Problem requirements:
Type out the records that follow, exactly as given.

Extracted material:
- - - - -

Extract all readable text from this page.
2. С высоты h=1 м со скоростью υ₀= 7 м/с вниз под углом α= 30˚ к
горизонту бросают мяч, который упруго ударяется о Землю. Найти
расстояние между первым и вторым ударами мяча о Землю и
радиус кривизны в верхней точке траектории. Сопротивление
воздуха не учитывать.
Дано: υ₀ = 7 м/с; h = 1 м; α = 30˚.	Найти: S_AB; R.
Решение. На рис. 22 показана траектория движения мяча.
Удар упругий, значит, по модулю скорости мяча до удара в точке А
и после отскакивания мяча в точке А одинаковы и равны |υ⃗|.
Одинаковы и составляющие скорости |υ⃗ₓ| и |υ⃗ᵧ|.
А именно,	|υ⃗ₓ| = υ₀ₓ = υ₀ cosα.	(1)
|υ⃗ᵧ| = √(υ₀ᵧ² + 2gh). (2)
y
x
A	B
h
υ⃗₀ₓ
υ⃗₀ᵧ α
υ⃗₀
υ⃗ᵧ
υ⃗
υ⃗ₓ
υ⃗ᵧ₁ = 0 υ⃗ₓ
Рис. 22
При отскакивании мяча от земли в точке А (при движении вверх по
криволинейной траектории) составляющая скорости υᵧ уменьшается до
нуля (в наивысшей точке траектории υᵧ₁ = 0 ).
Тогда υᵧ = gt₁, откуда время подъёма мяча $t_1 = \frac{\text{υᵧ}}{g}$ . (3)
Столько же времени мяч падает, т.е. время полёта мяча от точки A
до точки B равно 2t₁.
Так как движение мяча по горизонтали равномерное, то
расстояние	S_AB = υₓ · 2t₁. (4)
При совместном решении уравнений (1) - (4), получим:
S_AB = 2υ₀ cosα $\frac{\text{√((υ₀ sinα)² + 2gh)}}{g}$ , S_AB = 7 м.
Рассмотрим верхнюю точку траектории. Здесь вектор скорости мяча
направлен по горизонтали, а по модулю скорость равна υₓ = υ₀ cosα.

- - - - -

Task solution:
Extract all readable text from this page.
2. С высоты h=1 м со скоростью υ₀= 7 м/с вниз под углом α= 30˚ к
горизонту бросают мяч, который упруго ударяется о Землю. Найти
расстояние между первым и вторым ударами мяча о Землю и
радиус кривизны в верхней точке траектории. Сопротивление
воздуха не учитывать.
Дано: υ₀ = 7 м/с; h = 1 м; α = 30˚.	Найти: S_AB; R.
Решение. На рис. 22 показана траектория движения мяча.
Удар упругий, значит, по модулю скорости мяча до удара в точке А
и после отскакивания мяча в точке А одинаковы и равны |υ⃗|.
Одинаковы и составляющие скорости |υ⃗ₓ| и |υ⃗ᵧ|.
А именно,	|υ⃗ₓ| = υ₀ₓ = υ₀ cosα.	(1)
|υ⃗ᵧ| = √(υ₀ᵧ² + 2gh). (2)
y
x
A	B
h
υ⃗₀ₓ
υ⃗₀ᵧ α
υ⃗₀
υ⃗ᵧ
υ⃗
υ⃗ₓ
υ⃗ᵧ₁ = 0 υ⃗ₓ
Рис. 22
При отскакивании мяча от земли в точке А (при движении вверх по
криволинейной траектории) составляющая скорости υᵧ уменьшается до
нуля (в наивысшей точке траектории υᵧ₁ = 0 ).
Тогда υᵧ = gt₁, откуда время подъёма мяча $t_1 = \frac{\text{υᵧ}}{g}$ . (3)
Столько же времени мяч падает, т.е. время полёта мяча от точки A
до точки B равно 2t₁.
Так как движение мяча по горизонтали равномерное, то
расстояние	S_AB = υₓ · 2t₁. (4)
При совместном решении уравнений (1) - (4), получим:
S_AB = 2υ₀ cosα $\frac{\text{√((υ₀ sinα)² + 2gh)}}{g}$ , S_AB = 7 м.
Рассмотрим верхнюю точку траектории. Здесь вектор скорости мяча
направлен по горизонтали, а по модулю скорость равна υₓ = υ₀ cosα.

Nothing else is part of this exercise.